Find each line with the string "category" and report it.

----- GIVEN DATA

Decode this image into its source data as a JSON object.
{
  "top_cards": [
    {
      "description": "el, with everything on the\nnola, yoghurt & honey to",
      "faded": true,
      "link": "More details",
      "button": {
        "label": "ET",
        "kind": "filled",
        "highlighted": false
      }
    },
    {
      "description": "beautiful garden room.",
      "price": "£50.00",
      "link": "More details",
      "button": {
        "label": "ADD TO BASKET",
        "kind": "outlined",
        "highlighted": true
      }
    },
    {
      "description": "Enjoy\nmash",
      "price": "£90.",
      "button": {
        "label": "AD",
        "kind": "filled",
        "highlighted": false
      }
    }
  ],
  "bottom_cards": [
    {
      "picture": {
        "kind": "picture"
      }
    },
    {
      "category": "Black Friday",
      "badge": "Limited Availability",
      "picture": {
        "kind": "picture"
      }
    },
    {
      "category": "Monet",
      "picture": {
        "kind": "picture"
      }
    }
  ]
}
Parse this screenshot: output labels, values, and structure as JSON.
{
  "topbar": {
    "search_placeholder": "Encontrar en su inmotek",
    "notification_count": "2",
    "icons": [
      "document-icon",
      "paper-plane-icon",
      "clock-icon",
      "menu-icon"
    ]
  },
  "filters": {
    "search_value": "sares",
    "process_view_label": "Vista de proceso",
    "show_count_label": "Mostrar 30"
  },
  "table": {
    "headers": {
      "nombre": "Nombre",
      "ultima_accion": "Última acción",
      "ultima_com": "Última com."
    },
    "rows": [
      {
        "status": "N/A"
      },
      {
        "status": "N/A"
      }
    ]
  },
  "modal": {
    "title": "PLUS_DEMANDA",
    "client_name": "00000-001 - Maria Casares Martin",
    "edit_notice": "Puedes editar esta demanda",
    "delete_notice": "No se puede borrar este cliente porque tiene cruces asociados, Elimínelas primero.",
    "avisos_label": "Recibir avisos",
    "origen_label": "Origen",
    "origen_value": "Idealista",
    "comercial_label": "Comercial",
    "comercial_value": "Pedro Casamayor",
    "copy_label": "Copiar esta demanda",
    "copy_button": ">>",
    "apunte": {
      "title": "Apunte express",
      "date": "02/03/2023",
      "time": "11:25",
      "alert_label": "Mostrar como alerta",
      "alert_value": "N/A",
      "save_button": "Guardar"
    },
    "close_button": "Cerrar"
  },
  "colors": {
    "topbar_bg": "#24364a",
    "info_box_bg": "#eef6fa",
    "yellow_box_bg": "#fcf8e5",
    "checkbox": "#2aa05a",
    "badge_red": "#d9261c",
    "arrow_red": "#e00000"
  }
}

----------

### ANSWER TO THIS PROBLEM
      "category": "Black Friday",
      "category": "Monet",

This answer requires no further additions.